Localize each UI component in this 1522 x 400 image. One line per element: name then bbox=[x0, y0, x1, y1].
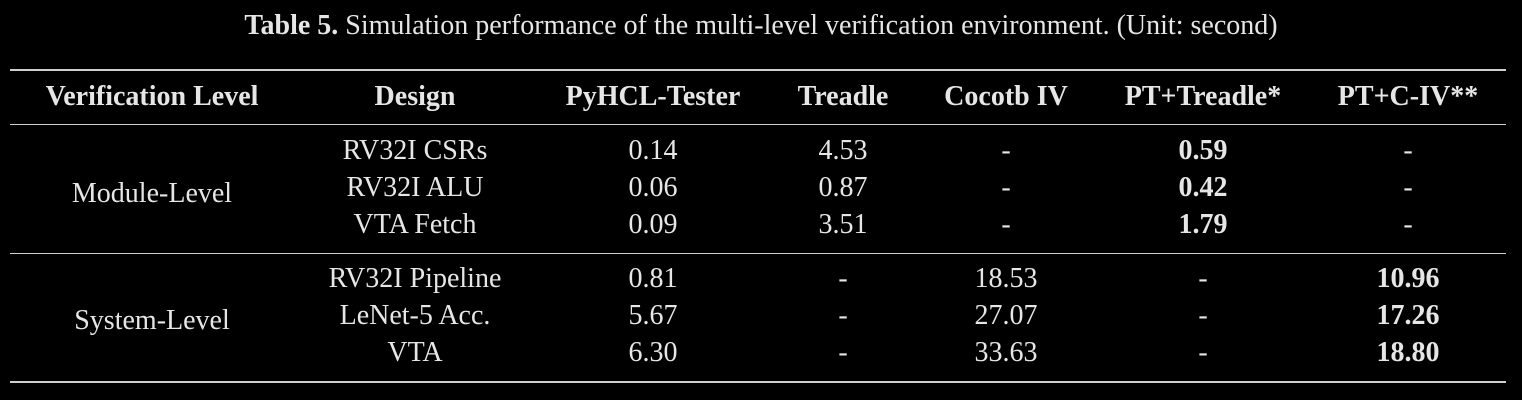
pyhcl-tester-cell: 0.09 bbox=[628, 209, 678, 240]
column-header: PyHCL-Tester bbox=[565, 81, 741, 112]
caption-label: Table 5. bbox=[244, 10, 339, 41]
caption-text: Simulation performance of the multi-leve… bbox=[345, 10, 1278, 41]
pt-civ-cell: - bbox=[1403, 209, 1413, 240]
bottom-rule bbox=[10, 381, 1506, 383]
treadle-cell: - bbox=[838, 300, 848, 331]
verification-level-cell: Module-Level bbox=[71, 178, 233, 209]
table-caption: Table 5. Simulation performance of the m… bbox=[0, 6, 1522, 46]
cocotb-iv-cell: - bbox=[1001, 209, 1011, 240]
pt-civ-cell: - bbox=[1403, 135, 1413, 166]
design-cell: RV32I Pipeline bbox=[328, 263, 502, 294]
pyhcl-tester-cell: 0.06 bbox=[628, 172, 678, 203]
column-header: PT+C-IV** bbox=[1337, 81, 1479, 112]
treadle-cell: - bbox=[838, 337, 848, 368]
cocotb-iv-cell: 33.63 bbox=[974, 337, 1038, 368]
header-rule bbox=[10, 124, 1506, 125]
pt-civ-cell: 10.96 bbox=[1376, 263, 1440, 294]
design-cell: VTA bbox=[387, 337, 443, 368]
pt-treadle-cell: - bbox=[1198, 337, 1208, 368]
cocotb-iv-cell: - bbox=[1001, 172, 1011, 203]
pt-treadle-cell: 0.59 bbox=[1178, 135, 1228, 166]
treadle-cell: 0.87 bbox=[818, 172, 868, 203]
design-cell: RV32I ALU bbox=[346, 172, 484, 203]
pyhcl-tester-cell: 6.30 bbox=[628, 337, 678, 368]
pyhcl-tester-cell: 0.81 bbox=[628, 263, 678, 294]
treadle-cell: 4.53 bbox=[818, 135, 868, 166]
column-header: Verification Level bbox=[45, 81, 259, 112]
cocotb-iv-cell: 18.53 bbox=[974, 263, 1038, 294]
cocotb-iv-cell: 27.07 bbox=[974, 300, 1038, 331]
top-rule bbox=[10, 69, 1506, 71]
pt-treadle-cell: 1.79 bbox=[1178, 209, 1228, 240]
treadle-cell: - bbox=[838, 263, 848, 294]
verification-level-cell: System-Level bbox=[74, 305, 230, 336]
pt-civ-cell: 18.80 bbox=[1376, 337, 1440, 368]
design-cell: RV32I CSRs bbox=[342, 135, 488, 166]
pyhcl-tester-cell: 0.14 bbox=[628, 135, 678, 166]
pt-treadle-cell: - bbox=[1198, 300, 1208, 331]
pt-treadle-cell: 0.42 bbox=[1178, 172, 1228, 203]
cocotb-iv-cell: - bbox=[1001, 135, 1011, 166]
pt-civ-cell: - bbox=[1403, 172, 1413, 203]
treadle-cell: 3.51 bbox=[818, 209, 868, 240]
group-divider-rule bbox=[10, 253, 1506, 254]
column-header: PT+Treadle* bbox=[1124, 81, 1282, 112]
design-cell: VTA Fetch bbox=[353, 209, 477, 240]
column-header: Design bbox=[374, 81, 456, 112]
pt-treadle-cell: - bbox=[1198, 263, 1208, 294]
pt-civ-cell: 17.26 bbox=[1376, 300, 1440, 331]
column-header: Treadle bbox=[797, 81, 889, 112]
pyhcl-tester-cell: 5.67 bbox=[628, 300, 678, 331]
column-header: Cocotb IV bbox=[944, 81, 1068, 112]
design-cell: LeNet-5 Acc. bbox=[339, 300, 491, 331]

REQUIRED TASK —
Output the lines in the data above that begin with the one containing "pyhcl-tester-cell: 0.09 bbox=[628, 209, 678, 240]" and end with the one containing "verification-level-cell: Module-Level bbox=[71, 178, 233, 209]", inclusive, reproducing each one character for character.

EXERCISE OUTPUT —
pyhcl-tester-cell: 0.09 bbox=[628, 209, 678, 240]
column-header: PyHCL-Tester bbox=[565, 81, 741, 112]
caption-label: Table 5. bbox=[244, 10, 339, 41]
caption-text: Simulation performance of the multi-leve… bbox=[345, 10, 1278, 41]
pt-civ-cell: - bbox=[1403, 209, 1413, 240]
bottom-rule bbox=[10, 381, 1506, 383]
treadle-cell: - bbox=[838, 300, 848, 331]
verification-level-cell: Module-Level bbox=[71, 178, 233, 209]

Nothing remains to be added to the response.